**WHAT THIS TASK INVOLVES**
The records below must be duplicated exactly, character for character.

## begin DATA FOR THIS EXERCISE

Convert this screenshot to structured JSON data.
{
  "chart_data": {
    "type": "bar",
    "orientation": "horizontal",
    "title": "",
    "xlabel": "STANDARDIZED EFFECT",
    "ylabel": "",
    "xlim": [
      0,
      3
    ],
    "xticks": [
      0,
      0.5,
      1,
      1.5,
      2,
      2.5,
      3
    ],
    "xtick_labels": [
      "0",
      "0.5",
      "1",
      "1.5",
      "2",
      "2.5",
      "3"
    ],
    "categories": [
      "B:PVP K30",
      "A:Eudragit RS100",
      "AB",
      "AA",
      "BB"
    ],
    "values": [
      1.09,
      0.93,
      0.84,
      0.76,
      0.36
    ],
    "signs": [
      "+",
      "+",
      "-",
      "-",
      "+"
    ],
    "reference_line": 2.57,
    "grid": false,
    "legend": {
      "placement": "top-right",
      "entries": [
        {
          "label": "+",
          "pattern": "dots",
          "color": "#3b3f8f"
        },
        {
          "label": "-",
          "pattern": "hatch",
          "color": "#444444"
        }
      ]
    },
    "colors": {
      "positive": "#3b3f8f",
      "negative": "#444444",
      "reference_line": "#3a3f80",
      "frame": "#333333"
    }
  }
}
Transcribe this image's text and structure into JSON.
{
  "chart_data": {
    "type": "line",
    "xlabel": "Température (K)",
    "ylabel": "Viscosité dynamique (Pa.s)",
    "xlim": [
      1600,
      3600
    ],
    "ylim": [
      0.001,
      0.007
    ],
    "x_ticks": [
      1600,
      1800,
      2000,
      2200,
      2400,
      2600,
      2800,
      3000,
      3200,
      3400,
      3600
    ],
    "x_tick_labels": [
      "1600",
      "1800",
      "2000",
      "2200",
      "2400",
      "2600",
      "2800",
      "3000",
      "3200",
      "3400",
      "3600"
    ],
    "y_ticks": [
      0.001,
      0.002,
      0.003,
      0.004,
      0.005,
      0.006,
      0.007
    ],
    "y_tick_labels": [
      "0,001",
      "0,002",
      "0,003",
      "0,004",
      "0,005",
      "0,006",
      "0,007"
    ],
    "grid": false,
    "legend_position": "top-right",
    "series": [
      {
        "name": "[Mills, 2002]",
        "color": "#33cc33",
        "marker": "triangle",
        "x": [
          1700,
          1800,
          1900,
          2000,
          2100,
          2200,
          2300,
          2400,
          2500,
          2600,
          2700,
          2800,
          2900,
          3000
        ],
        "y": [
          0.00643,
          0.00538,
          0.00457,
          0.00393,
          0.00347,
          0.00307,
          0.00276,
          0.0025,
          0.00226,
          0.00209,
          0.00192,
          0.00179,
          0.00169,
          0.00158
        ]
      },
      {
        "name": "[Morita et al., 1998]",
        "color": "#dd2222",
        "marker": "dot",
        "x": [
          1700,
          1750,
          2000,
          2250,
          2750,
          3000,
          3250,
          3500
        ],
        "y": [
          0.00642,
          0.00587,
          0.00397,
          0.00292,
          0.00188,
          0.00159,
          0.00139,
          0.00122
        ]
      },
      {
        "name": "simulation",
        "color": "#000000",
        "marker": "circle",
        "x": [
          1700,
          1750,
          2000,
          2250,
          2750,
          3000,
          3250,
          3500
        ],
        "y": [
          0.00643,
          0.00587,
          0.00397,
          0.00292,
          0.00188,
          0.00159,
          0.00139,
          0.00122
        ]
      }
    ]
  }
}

## end DATA FOR THIS EXERCISE

**SOLUTION TO THE EXERCISE**
Convert this screenshot to structured JSON data.
{
  "chart_data": {
    "type": "bar",
    "orientation": "horizontal",
    "title": "",
    "xlabel": "STANDARDIZED EFFECT",
    "ylabel": "",
    "xlim": [
      0,
      3
    ],
    "xticks": [
      0,
      0.5,
      1,
      1.5,
      2,
      2.5,
      3
    ],
    "xtick_labels": [
      "0",
      "0.5",
      "1",
      "1.5",
      "2",
      "2.5",
      "3"
    ],
    "categories": [
      "B:PVP K30",
      "A:Eudragit RS100",
      "AB",
      "AA",
      "BB"
    ],
    "values": [
      1.09,
      0.93,
      0.84,
      0.76,
      0.36
    ],
    "signs": [
      "+",
      "+",
      "-",
      "-",
      "+"
    ],
    "reference_line": 2.57,
    "grid": false,
    "legend": {
      "placement": "top-right",
      "entries": [
        {
          "label": "+",
          "pattern": "dots",
          "color": "#3b3f8f"
        },
        {
          "label": "-",
          "pattern": "hatch",
          "color": "#444444"
        }
      ]
    },
    "colors": {
      "positive": "#3b3f8f",
      "negative": "#444444",
      "reference_line": "#3a3f80",
      "frame": "#333333"
    }
  }
}
Transcribe this image's text and structure into JSON.
{
  "chart_data": {
    "type": "line",
    "xlabel": "Température (K)",
    "ylabel": "Viscosité dynamique (Pa.s)",
    "xlim": [
      1600,
      3600
    ],
    "ylim": [
      0.001,
      0.007
    ],
    "x_ticks": [
      1600,
      1800,
      2000,
      2200,
      2400,
      2600,
      2800,
      3000,
      3200,
      3400,
      3600
    ],
    "x_tick_labels": [
      "1600",
      "1800",
      "2000",
      "2200",
      "2400",
      "2600",
      "2800",
      "3000",
      "3200",
      "3400",
      "3600"
    ],
    "y_ticks": [
      0.001,
      0.002,
      0.003,
      0.004,
      0.005,
      0.006,
      0.007
    ],
    "y_tick_labels": [
      "0,001",
      "0,002",
      "0,003",
      "0,004",
      "0,005",
      "0,006",
      "0,007"
    ],
    "grid": false,
    "legend_position": "top-right",
    "series": [
      {
        "name": "[Mills, 2002]",
        "color": "#33cc33",
        "marker": "triangle",
        "x": [
          1700,
          1800,
          1900,
          2000,
          2100,
          2200,
          2300,
          2400,
          2500,
          2600,
          2700,
          2800,
          2900,
          3000
        ],
        "y": [
          0.00643,
          0.00538,
          0.00457,
          0.00393,
          0.00347,
          0.00307,
          0.00276,
          0.0025,
          0.00226,
          0.00209,
          0.00192,
          0.00179,
          0.00169,
          0.00158
        ]
      },
      {
        "name": "[Morita et al., 1998]",
        "color": "#dd2222",
        "marker": "dot",
        "x": [
          1700,
          1750,
          2000,
          2250,
          2750,
          3000,
          3250,
          3500
        ],
        "y": [
          0.00642,
          0.00587,
          0.00397,
          0.00292,
          0.00188,
          0.00159,
          0.00139,
          0.00122
        ]
      },
      {
        "name": "simulation",
        "color": "#000000",
        "marker": "circle",
        "x": [
          1700,
          1750,
          2000,
          2250,
          2750,
          3000,
          3250,
          3500
        ],
        "y": [
          0.00643,
          0.00587,
          0.00397,
          0.00292,
          0.00188,
          0.00159,
          0.00139,
          0.00122
        ]
      }
    ]
  }
}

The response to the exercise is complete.